Stated exercise. Only the pictures are to be left out; set down the rest of the records exactly.

[Recorded data]
-- BEGIN --

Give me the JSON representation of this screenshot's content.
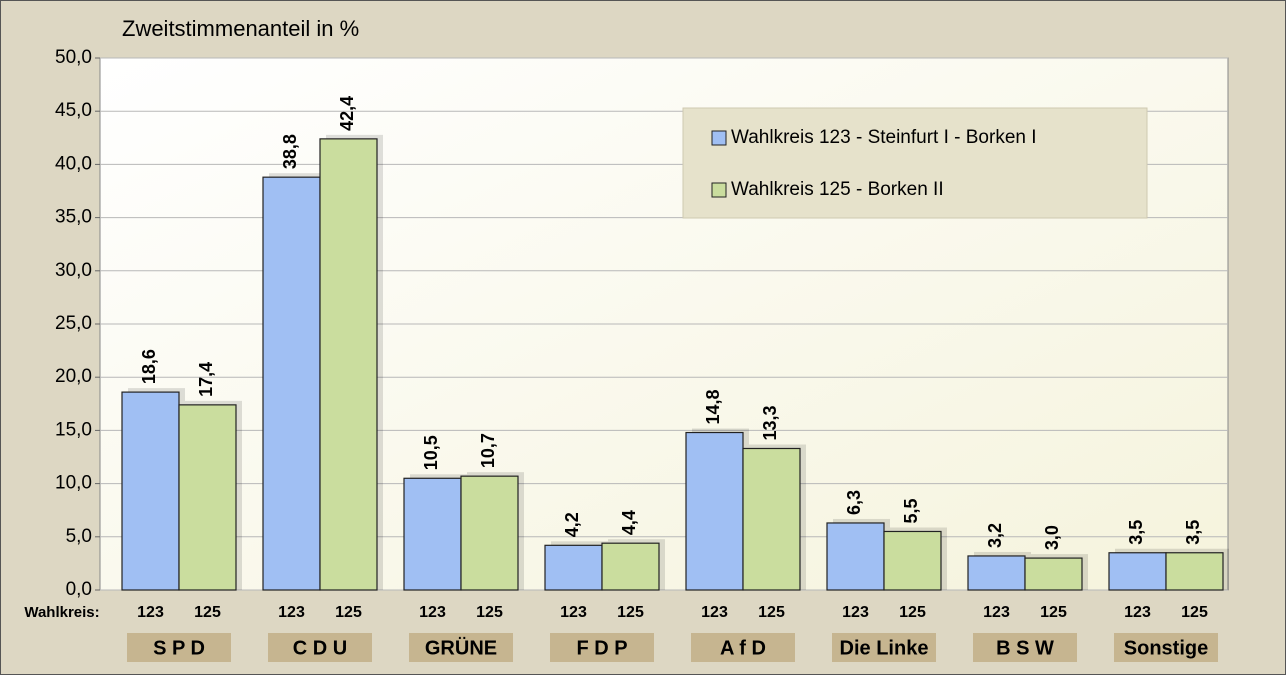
{
  "chart_data": {
    "type": "bar",
    "title": "Zweitstimmenanteil in %",
    "categories": [
      "S P D",
      "C D U",
      "GRÜNE",
      "F D P",
      "A f D",
      "Die Linke",
      "B S W",
      "Sonstige"
    ],
    "x_sublabel_title": "Wahlkreis:",
    "series": [
      {
        "name": "Wahlkreis 123 - Steinfurt I - Borken I",
        "short_name": "123",
        "color": "#a0bff3",
        "values": [
          18.6,
          38.8,
          10.5,
          4.2,
          14.8,
          6.3,
          3.2,
          3.5
        ],
        "value_labels": [
          "18,6",
          "38,8",
          "10,5",
          "4,2",
          "14,8",
          "6,3",
          "3,2",
          "3,5"
        ]
      },
      {
        "name": "Wahlkreis 125 - Borken II",
        "short_name": "125",
        "color": "#cadd9e",
        "values": [
          17.4,
          42.4,
          10.7,
          4.4,
          13.3,
          5.5,
          3.0,
          3.5
        ],
        "value_labels": [
          "17,4",
          "42,4",
          "10,7",
          "4,4",
          "13,3",
          "5,5",
          "3,0",
          "3,5"
        ]
      }
    ],
    "ylim": [
      0,
      50
    ],
    "yticks": [
      {
        "value": 0,
        "label": "0,0"
      },
      {
        "value": 5,
        "label": "5,0"
      },
      {
        "value": 10,
        "label": "10,0"
      },
      {
        "value": 15,
        "label": "15,0"
      },
      {
        "value": 20,
        "label": "20,0"
      },
      {
        "value": 25,
        "label": "25,0"
      },
      {
        "value": 30,
        "label": "30,0"
      },
      {
        "value": 35,
        "label": "35,0"
      },
      {
        "value": 40,
        "label": "40,0"
      },
      {
        "value": 45,
        "label": "45,0"
      },
      {
        "value": 50,
        "label": "50,0"
      }
    ],
    "grid": true,
    "legend": "top-right"
  }
}
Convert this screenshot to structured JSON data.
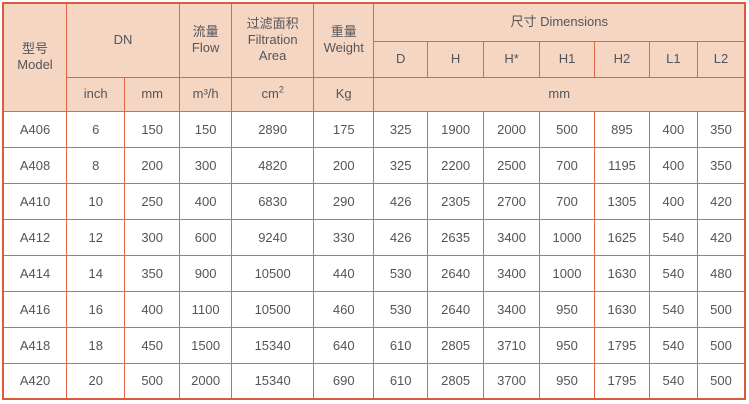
{
  "header": {
    "model": {
      "zh": "型号",
      "en": "Model"
    },
    "dn": "DN",
    "flow": {
      "zh": "流量",
      "en": "Flow"
    },
    "filtration": {
      "zh": "过滤面积",
      "en1": "Filtration",
      "en2": "Area"
    },
    "weight": {
      "zh": "重量",
      "en": "Weight"
    },
    "dimensions": "尺寸 Dimensions",
    "dim_cols": [
      "D",
      "H",
      "H*",
      "H1",
      "H2",
      "L1",
      "L2"
    ],
    "units": {
      "inch": "inch",
      "mm": "mm",
      "flow": "m³/h",
      "area_base": "cm",
      "area_sup": "2",
      "weight": "Kg",
      "dim_mm": "mm"
    }
  },
  "rows": [
    [
      "A406",
      "6",
      "150",
      "150",
      "2890",
      "175",
      "325",
      "1900",
      "2000",
      "500",
      "895",
      "400",
      "350"
    ],
    [
      "A408",
      "8",
      "200",
      "300",
      "4820",
      "200",
      "325",
      "2200",
      "2500",
      "700",
      "1195",
      "400",
      "350"
    ],
    [
      "A410",
      "10",
      "250",
      "400",
      "6830",
      "290",
      "426",
      "2305",
      "2700",
      "700",
      "1305",
      "400",
      "420"
    ],
    [
      "A412",
      "12",
      "300",
      "600",
      "9240",
      "330",
      "426",
      "2635",
      "3400",
      "1000",
      "1625",
      "540",
      "420"
    ],
    [
      "A414",
      "14",
      "350",
      "900",
      "10500",
      "440",
      "530",
      "2640",
      "3400",
      "1000",
      "1630",
      "540",
      "480"
    ],
    [
      "A416",
      "16",
      "400",
      "1100",
      "10500",
      "460",
      "530",
      "2640",
      "3400",
      "950",
      "1630",
      "540",
      "500"
    ],
    [
      "A418",
      "18",
      "450",
      "1500",
      "15340",
      "640",
      "610",
      "2805",
      "3710",
      "950",
      "1795",
      "540",
      "500"
    ],
    [
      "A420",
      "20",
      "500",
      "2000",
      "15340",
      "690",
      "610",
      "2805",
      "3700",
      "950",
      "1795",
      "540",
      "500"
    ]
  ],
  "colors": {
    "header_bg": "#f5d6c3",
    "border": "#e06549",
    "border_outer": "#dd5a3e",
    "text": "#54555a"
  }
}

-- END --

Response.
Give me the JSON representation of this screenshot's content.
{
  "chart_data": {
    "type": "bar",
    "title": "Zweitstimmenanteil in %",
    "categories": [
      "S P D",
      "C D U",
      "GRÜNE",
      "F D P",
      "A f D",
      "Die Linke",
      "B S W",
      "Sonstige"
    ],
    "x_sublabel_title": "Wahlkreis:",
    "series": [
      {
        "name": "Wahlkreis 123 - Steinfurt I - Borken I",
        "short_name": "123",
        "color": "#a0bff3",
        "values": [
          18.6,
          38.8,
          10.5,
          4.2,
          14.8,
          6.3,
          3.2,
          3.5
        ],
        "value_labels": [
          "18,6",
          "38,8",
          "10,5",
          "4,2",
          "14,8",
          "6,3",
          "3,2",
          "3,5"
        ]
      },
      {
        "name": "Wahlkreis 125 - Borken II",
        "short_name": "125",
        "color": "#cadd9e",
        "values": [
          17.4,
          42.4,
          10.7,
          4.4,
          13.3,
          5.5,
          3.0,
          3.5
        ],
        "value_labels": [
          "17,4",
          "42,4",
          "10,7",
          "4,4",
          "13,3",
          "5,5",
          "3,0",
          "3,5"
        ]
      }
    ],
    "ylim": [
      0,
      50
    ],
    "yticks": [
      {
        "value": 0,
        "label": "0,0"
      },
      {
        "value": 5,
        "label": "5,0"
      },
      {
        "value": 10,
        "label": "10,0"
      },
      {
        "value": 15,
        "label": "15,0"
      },
      {
        "value": 20,
        "label": "20,0"
      },
      {
        "value": 25,
        "label": "25,0"
      },
      {
        "value": 30,
        "label": "30,0"
      },
      {
        "value": 35,
        "label": "35,0"
      },
      {
        "value": 40,
        "label": "40,0"
      },
      {
        "value": 45,
        "label": "45,0"
      },
      {
        "value": 50,
        "label": "50,0"
      }
    ],
    "grid": true,
    "legend": "top-right"
  }
}
Convert this screenshot to structured JSON data.
{
  "header": {
    "model": {
      "zh": "型号",
      "en": "Model"
    },
    "dn": "DN",
    "flow": {
      "zh": "流量",
      "en": "Flow"
    },
    "filtration": {
      "zh": "过滤面积",
      "en1": "Filtration",
      "en2": "Area"
    },
    "weight": {
      "zh": "重量",
      "en": "Weight"
    },
    "dimensions": "尺寸 Dimensions",
    "dim_cols": [
      "D",
      "H",
      "H*",
      "H1",
      "H2",
      "L1",
      "L2"
    ],
    "units": {
      "inch": "inch",
      "mm": "mm",
      "flow": "m³/h",
      "area_base": "cm",
      "area_sup": "2",
      "weight": "Kg",
      "dim_mm": "mm"
    }
  },
  "rows": [
    [
      "A406",
      "6",
      "150",
      "150",
      "2890",
      "175",
      "325",
      "1900",
      "2000",
      "500",
      "895",
      "400",
      "350"
    ],
    [
      "A408",
      "8",
      "200",
      "300",
      "4820",
      "200",
      "325",
      "2200",
      "2500",
      "700",
      "1195",
      "400",
      "350"
    ],
    [
      "A410",
      "10",
      "250",
      "400",
      "6830",
      "290",
      "426",
      "2305",
      "2700",
      "700",
      "1305",
      "400",
      "420"
    ],
    [
      "A412",
      "12",
      "300",
      "600",
      "9240",
      "330",
      "426",
      "2635",
      "3400",
      "1000",
      "1625",
      "540",
      "420"
    ],
    [
      "A414",
      "14",
      "350",
      "900",
      "10500",
      "440",
      "530",
      "2640",
      "3400",
      "1000",
      "1630",
      "540",
      "480"
    ],
    [
      "A416",
      "16",
      "400",
      "1100",
      "10500",
      "460",
      "530",
      "2640",
      "3400",
      "950",
      "1630",
      "540",
      "500"
    ],
    [
      "A418",
      "18",
      "450",
      "1500",
      "15340",
      "640",
      "610",
      "2805",
      "3710",
      "950",
      "1795",
      "540",
      "500"
    ],
    [
      "A420",
      "20",
      "500",
      "2000",
      "15340",
      "690",
      "610",
      "2805",
      "3700",
      "950",
      "1795",
      "540",
      "500"
    ]
  ],
  "colors": {
    "header_bg": "#f5d6c3",
    "border": "#e06549",
    "border_outer": "#dd5a3e",
    "text": "#54555a"
  }
}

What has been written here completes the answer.